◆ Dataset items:
++++++++++++++++++++

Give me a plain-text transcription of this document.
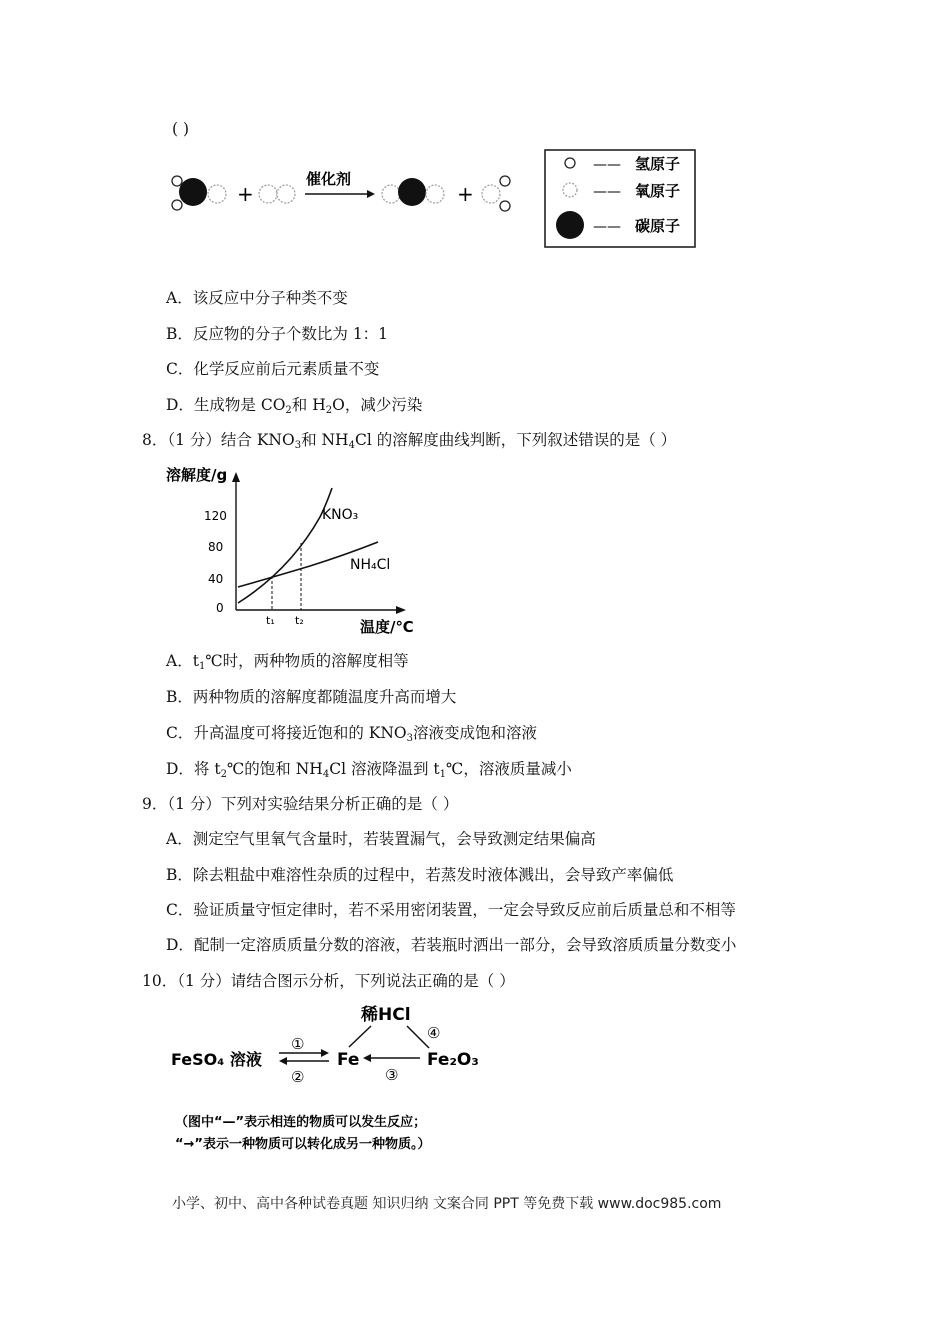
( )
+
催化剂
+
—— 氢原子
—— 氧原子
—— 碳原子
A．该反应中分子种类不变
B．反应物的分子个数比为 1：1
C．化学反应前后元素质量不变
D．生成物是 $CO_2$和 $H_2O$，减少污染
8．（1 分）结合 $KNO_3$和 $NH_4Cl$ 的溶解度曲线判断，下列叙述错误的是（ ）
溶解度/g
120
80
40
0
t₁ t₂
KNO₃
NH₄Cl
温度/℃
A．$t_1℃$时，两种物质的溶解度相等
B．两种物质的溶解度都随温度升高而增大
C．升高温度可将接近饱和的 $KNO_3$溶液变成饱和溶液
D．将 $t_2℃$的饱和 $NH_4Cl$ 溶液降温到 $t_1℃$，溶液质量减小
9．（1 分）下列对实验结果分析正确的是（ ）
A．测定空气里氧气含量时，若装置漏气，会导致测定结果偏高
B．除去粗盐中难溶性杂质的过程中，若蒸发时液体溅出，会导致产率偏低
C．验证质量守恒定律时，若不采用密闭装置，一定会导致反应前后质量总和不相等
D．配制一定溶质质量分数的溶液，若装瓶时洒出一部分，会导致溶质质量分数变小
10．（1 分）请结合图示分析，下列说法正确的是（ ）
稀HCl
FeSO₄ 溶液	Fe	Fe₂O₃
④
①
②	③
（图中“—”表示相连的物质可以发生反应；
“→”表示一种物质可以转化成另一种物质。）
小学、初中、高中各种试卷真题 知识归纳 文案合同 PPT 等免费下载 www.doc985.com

++++++++++++++++++++

◆ GIVEN TASK: Output all of the entries verbatim, leaving out any images.

◆ EXERCISE SOLUTION:
Give me a plain-text transcription of this document.
( )
+
催化剂
+
—— 氢原子
—— 氧原子
—— 碳原子
A．该反应中分子种类不变
B．反应物的分子个数比为 1：1
C．化学反应前后元素质量不变
D．生成物是 $CO_2$和 $H_2O$，减少污染
8．（1 分）结合 $KNO_3$和 $NH_4Cl$ 的溶解度曲线判断，下列叙述错误的是（ ）
溶解度/g
120
80
40
0
t₁ t₂
KNO₃
NH₄Cl
温度/℃
A．$t_1℃$时，两种物质的溶解度相等
B．两种物质的溶解度都随温度升高而增大
C．升高温度可将接近饱和的 $KNO_3$溶液变成饱和溶液
D．将 $t_2℃$的饱和 $NH_4Cl$ 溶液降温到 $t_1℃$，溶液质量减小
9．（1 分）下列对实验结果分析正确的是（ ）
A．测定空气里氧气含量时，若装置漏气，会导致测定结果偏高
B．除去粗盐中难溶性杂质的过程中，若蒸发时液体溅出，会导致产率偏低
C．验证质量守恒定律时，若不采用密闭装置，一定会导致反应前后质量总和不相等
D．配制一定溶质质量分数的溶液，若装瓶时洒出一部分，会导致溶质质量分数变小
10．（1 分）请结合图示分析，下列说法正确的是（ ）
稀HCl
FeSO₄ 溶液	Fe	Fe₂O₃
④
①
②	③
（图中“—”表示相连的物质可以发生反应；
“→”表示一种物质可以转化成另一种物质。）
小学、初中、高中各种试卷真题 知识归纳 文案合同 PPT 等免费下载 www.doc985.com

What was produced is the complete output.